• **The problem**:
Lines that include the word "JSON" are the ones to copy.

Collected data
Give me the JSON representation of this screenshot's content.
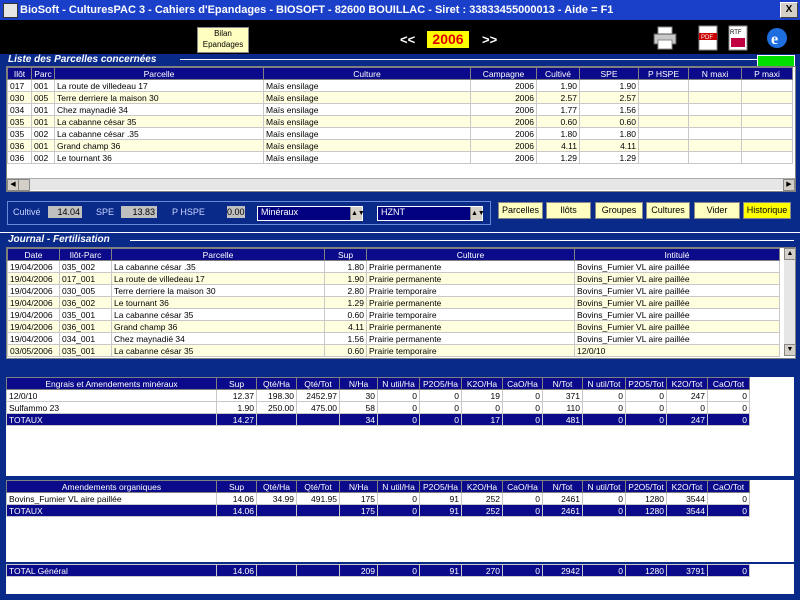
{
  "window": {
    "title": "BioSoft - CulturesPAC 3 - Cahiers d'Epandages  -  BIOSOFT - 82600 BOUILLAC - Siret : 33833455000013 - Aide = F1",
    "close": "X"
  },
  "toolbar": {
    "bilan_line1": "Bilan",
    "bilan_line2": "Epandages",
    "prev": "<<",
    "year": "2006",
    "next": ">>"
  },
  "parcelles": {
    "title": "Liste des Parcelles concernées",
    "columns": [
      "Ilôt",
      "Parc",
      "Parcelle",
      "Culture",
      "Campagne",
      "Cultivé",
      "SPE",
      "P HSPE",
      "N maxi",
      "P maxi"
    ],
    "rows": [
      [
        "017",
        "001",
        "La route de villedeau 17",
        "Maïs ensilage",
        "2006",
        "1.90",
        "1.90",
        "",
        "",
        ""
      ],
      [
        "030",
        "005",
        "Terre derriere la maison 30",
        "Maïs ensilage",
        "2006",
        "2.57",
        "2.57",
        "",
        "",
        ""
      ],
      [
        "034",
        "001",
        "Chez maynadié 34",
        "Maïs ensilage",
        "2006",
        "1.77",
        "1.56",
        "",
        "",
        ""
      ],
      [
        "035",
        "001",
        "La cabanne césar 35",
        "Maïs ensilage",
        "2006",
        "0.60",
        "0.60",
        "",
        "",
        ""
      ],
      [
        "035",
        "002",
        "La cabanne césar .35",
        "Maïs ensilage",
        "2006",
        "1.80",
        "1.80",
        "",
        "",
        ""
      ],
      [
        "036",
        "001",
        "Grand champ 36",
        "Maïs ensilage",
        "2006",
        "4.11",
        "4.11",
        "",
        "",
        ""
      ],
      [
        "036",
        "002",
        "Le tournant 36",
        "Maïs ensilage",
        "2006",
        "1.29",
        "1.29",
        "",
        "",
        ""
      ]
    ]
  },
  "summary": {
    "cultive_label": "Cultivé",
    "cultive_val": "14.04",
    "spe_label": "SPE",
    "spe_val": "13.83",
    "phspe_label": "P HSPE",
    "phspe_val": "0.00",
    "combo1": "Minéraux",
    "combo2": "HZNT"
  },
  "buttons": {
    "parcelles": "Parcelles",
    "ilots": "Ilôts",
    "groupes": "Groupes",
    "cultures": "Cultures",
    "vider": "Vider",
    "historique": "Historique"
  },
  "journal": {
    "title": "Journal - Fertilisation",
    "columns": [
      "Date",
      "Ilôt-Parc",
      "Parcelle",
      "Sup",
      "Culture",
      "Intitulé"
    ],
    "rows": [
      [
        "19/04/2006",
        "035_002",
        "La cabanne césar .35",
        "1.80",
        "Prairie permanente",
        "Bovins_Fumier VL aire paillée"
      ],
      [
        "19/04/2006",
        "017_001",
        "La route de villedeau 17",
        "1.90",
        "Prairie permanente",
        "Bovins_Fumier VL aire paillée"
      ],
      [
        "19/04/2006",
        "030_005",
        "Terre derriere la maison 30",
        "2.80",
        "Prairie temporaire",
        "Bovins_Fumier VL aire paillée"
      ],
      [
        "19/04/2006",
        "036_002",
        "Le tournant 36",
        "1.29",
        "Prairie permanente",
        "Bovins_Fumier VL aire paillée"
      ],
      [
        "19/04/2006",
        "035_001",
        "La cabanne césar 35",
        "0.60",
        "Prairie temporaire",
        "Bovins_Fumier VL aire paillée"
      ],
      [
        "19/04/2006",
        "036_001",
        "Grand champ 36",
        "4.11",
        "Prairie permanente",
        "Bovins_Fumier VL aire paillée"
      ],
      [
        "19/04/2006",
        "034_001",
        "Chez maynadié 34",
        "1.56",
        "Prairie permanente",
        "Bovins_Fumier VL aire paillée"
      ],
      [
        "03/05/2006",
        "035_001",
        "La cabanne césar 35",
        "0.60",
        "Prairie temporaire",
        "12/0/10"
      ]
    ]
  },
  "mineraux": {
    "columns": [
      "Engrais et Amendements minéraux",
      "Sup",
      "Qté/Ha",
      "Qté/Tot",
      "N/Ha",
      "N util/Ha",
      "P2O5/Ha",
      "K2O/Ha",
      "CaO/Ha",
      "N/Tot",
      "N util/Tot",
      "P2O5/Tot",
      "K2O/Tot",
      "CaO/Tot"
    ],
    "rows": [
      [
        "12/0/10",
        "12.37",
        "198.30",
        "2452.97",
        "30",
        "0",
        "0",
        "19",
        "0",
        "371",
        "0",
        "0",
        "247",
        "0"
      ],
      [
        "Sulfammo 23",
        "1.90",
        "250.00",
        "475.00",
        "58",
        "0",
        "0",
        "0",
        "0",
        "110",
        "0",
        "0",
        "0",
        "0"
      ]
    ],
    "total": [
      "TOTAUX",
      "14.27",
      "",
      "",
      "34",
      "0",
      "0",
      "17",
      "0",
      "481",
      "0",
      "0",
      "247",
      "0"
    ]
  },
  "organiques": {
    "columns": [
      "Amendements organiques",
      "Sup",
      "Qté/Ha",
      "Qté/Tot",
      "N/Ha",
      "N util/Ha",
      "P2O5/Ha",
      "K2O/Ha",
      "CaO/Ha",
      "N/Tot",
      "N util/Tot",
      "P2O5/Tot",
      "K2O/Tot",
      "CaO/Tot"
    ],
    "rows": [
      [
        "Bovins_Fumier VL aire paillée",
        "14.06",
        "34.99",
        "491.95",
        "175",
        "0",
        "91",
        "252",
        "0",
        "2461",
        "0",
        "1280",
        "3544",
        "0"
      ]
    ],
    "total": [
      "TOTAUX",
      "14.06",
      "",
      "",
      "175",
      "0",
      "91",
      "252",
      "0",
      "2461",
      "0",
      "1280",
      "3544",
      "0"
    ]
  },
  "general": [
    "TOTAL Général",
    "14.06",
    "",
    "",
    "209",
    "0",
    "91",
    "270",
    "0",
    "2942",
    "0",
    "1280",
    "3791",
    "0"
  ],
  "icons": {
    "printer": "printer-icon",
    "pdf": "pdf-icon",
    "rtf": "rtf-icon",
    "ie": "internet-explorer-icon"
  }
}
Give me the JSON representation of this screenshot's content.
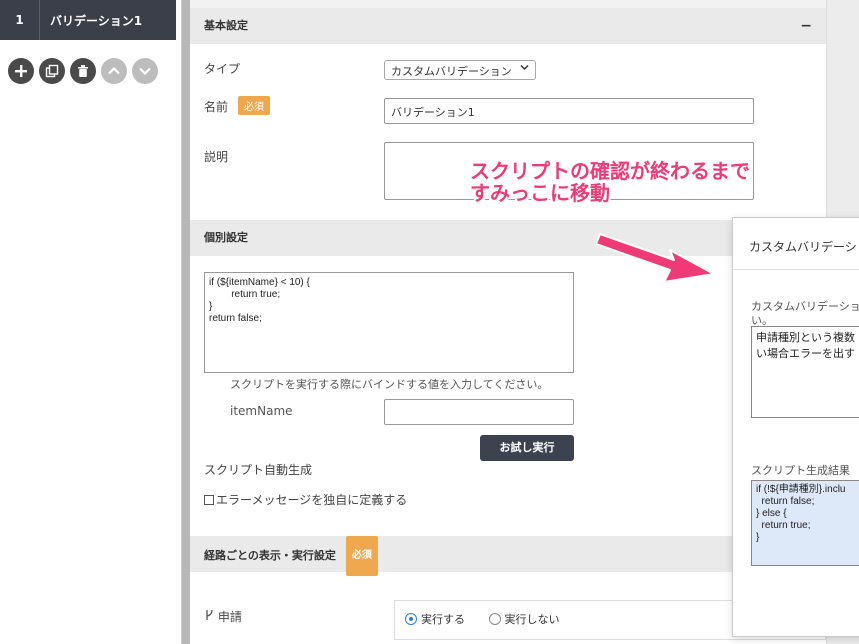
{
  "left_panel": {
    "number": "1",
    "name": "バリデーション1",
    "icons": [
      "plus-icon",
      "copy-icon",
      "trash-icon",
      "up-icon",
      "down-icon"
    ]
  },
  "basic": {
    "header": "基本設定",
    "collapse": "−",
    "type_label": "タイプ",
    "type_value": "カスタムバリデーション",
    "name_label": "名前",
    "required": "必須",
    "name_value": "バリデーション1",
    "desc_label": "説明"
  },
  "individual": {
    "header": "個別設定",
    "code": "if (${itemName} < 10) {\n        return true;\n}\nreturn false;",
    "hint": "スクリプトを実行する際にバインドする値を入力してください。",
    "item_label": "itemName",
    "run_button": "お試し実行",
    "auto_gen": "スクリプト自動生成",
    "custom_error": "エラーメッセージを独自に定義する"
  },
  "route": {
    "header": "経路ごとの表示・実行設定",
    "required": "必須",
    "row_label": "申請",
    "opt_run": "実行する",
    "opt_norun": "実行しない"
  },
  "popup": {
    "title": "カスタムバリデーション",
    "section_label": "カスタムバリデーション",
    "section_label_wrap": "い。",
    "text_line1": "申請種別という複数",
    "text_line2": "い場合エラーを出す",
    "result_label": "スクリプト生成結果",
    "result_code": "if (!${申請種別}.inclu\n  return false;\n} else {\n  return true;\n}"
  },
  "annotation": {
    "line1": "スクリプトの確認が終わるまで",
    "line2": "すみっこに移動"
  },
  "colors": {
    "annotation": "#f03a78",
    "required_badge": "#f0a84e",
    "dark": "#3a3f4a"
  }
}
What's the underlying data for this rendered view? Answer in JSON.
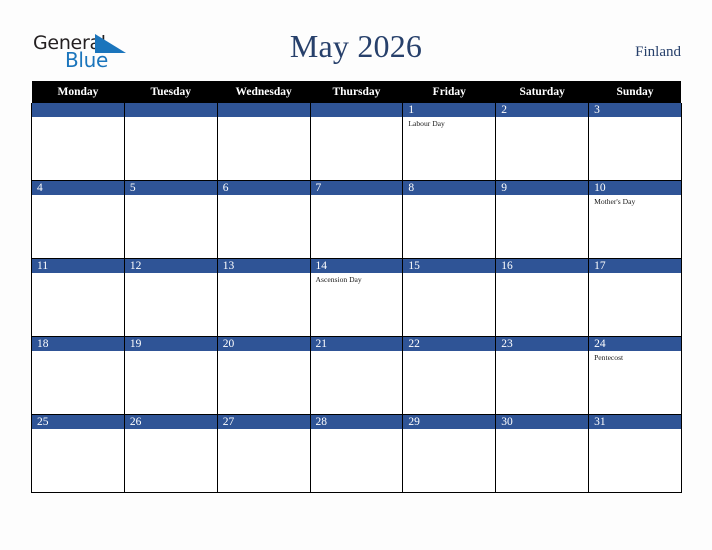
{
  "brand": {
    "name_part1": "General",
    "name_part2": "Blue",
    "triangle_icon": "blue-triangle-icon",
    "color_dark": "#231f20",
    "color_blue": "#1b75bc"
  },
  "header": {
    "title": "May 2026",
    "country": "Finland",
    "title_color": "#27406b"
  },
  "calendar": {
    "accent_color": "#2f5496",
    "header_bg": "#000000",
    "weekdays": [
      "Monday",
      "Tuesday",
      "Wednesday",
      "Thursday",
      "Friday",
      "Saturday",
      "Sunday"
    ],
    "weeks": [
      [
        {
          "day": "",
          "events": []
        },
        {
          "day": "",
          "events": []
        },
        {
          "day": "",
          "events": []
        },
        {
          "day": "",
          "events": []
        },
        {
          "day": "1",
          "events": [
            "Labour Day"
          ]
        },
        {
          "day": "2",
          "events": []
        },
        {
          "day": "3",
          "events": []
        }
      ],
      [
        {
          "day": "4",
          "events": []
        },
        {
          "day": "5",
          "events": []
        },
        {
          "day": "6",
          "events": []
        },
        {
          "day": "7",
          "events": []
        },
        {
          "day": "8",
          "events": []
        },
        {
          "day": "9",
          "events": []
        },
        {
          "day": "10",
          "events": [
            "Mother's Day"
          ]
        }
      ],
      [
        {
          "day": "11",
          "events": []
        },
        {
          "day": "12",
          "events": []
        },
        {
          "day": "13",
          "events": []
        },
        {
          "day": "14",
          "events": [
            "Ascension Day"
          ]
        },
        {
          "day": "15",
          "events": []
        },
        {
          "day": "16",
          "events": []
        },
        {
          "day": "17",
          "events": []
        }
      ],
      [
        {
          "day": "18",
          "events": []
        },
        {
          "day": "19",
          "events": []
        },
        {
          "day": "20",
          "events": []
        },
        {
          "day": "21",
          "events": []
        },
        {
          "day": "22",
          "events": []
        },
        {
          "day": "23",
          "events": []
        },
        {
          "day": "24",
          "events": [
            "Pentecost"
          ]
        }
      ],
      [
        {
          "day": "25",
          "events": []
        },
        {
          "day": "26",
          "events": []
        },
        {
          "day": "27",
          "events": []
        },
        {
          "day": "28",
          "events": []
        },
        {
          "day": "29",
          "events": []
        },
        {
          "day": "30",
          "events": []
        },
        {
          "day": "31",
          "events": []
        }
      ]
    ]
  }
}
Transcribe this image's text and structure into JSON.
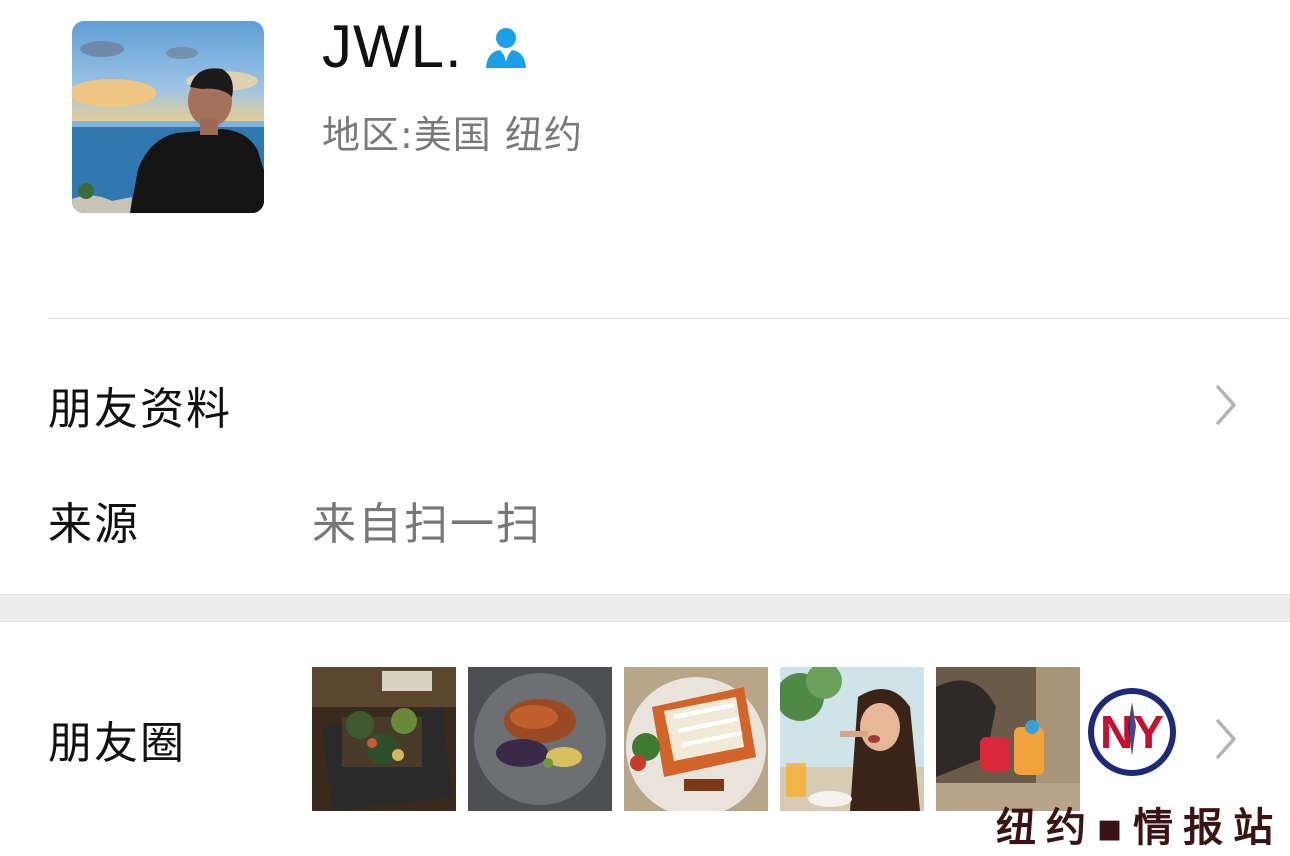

• **Written solution**:
Give me the JSON representation of this screenshot's content.
Give me the JSON representation of this screenshot's content.
What's the underlying data for this rendered view? Answer in JSON.
Transcribe this image's text and structure into JSON.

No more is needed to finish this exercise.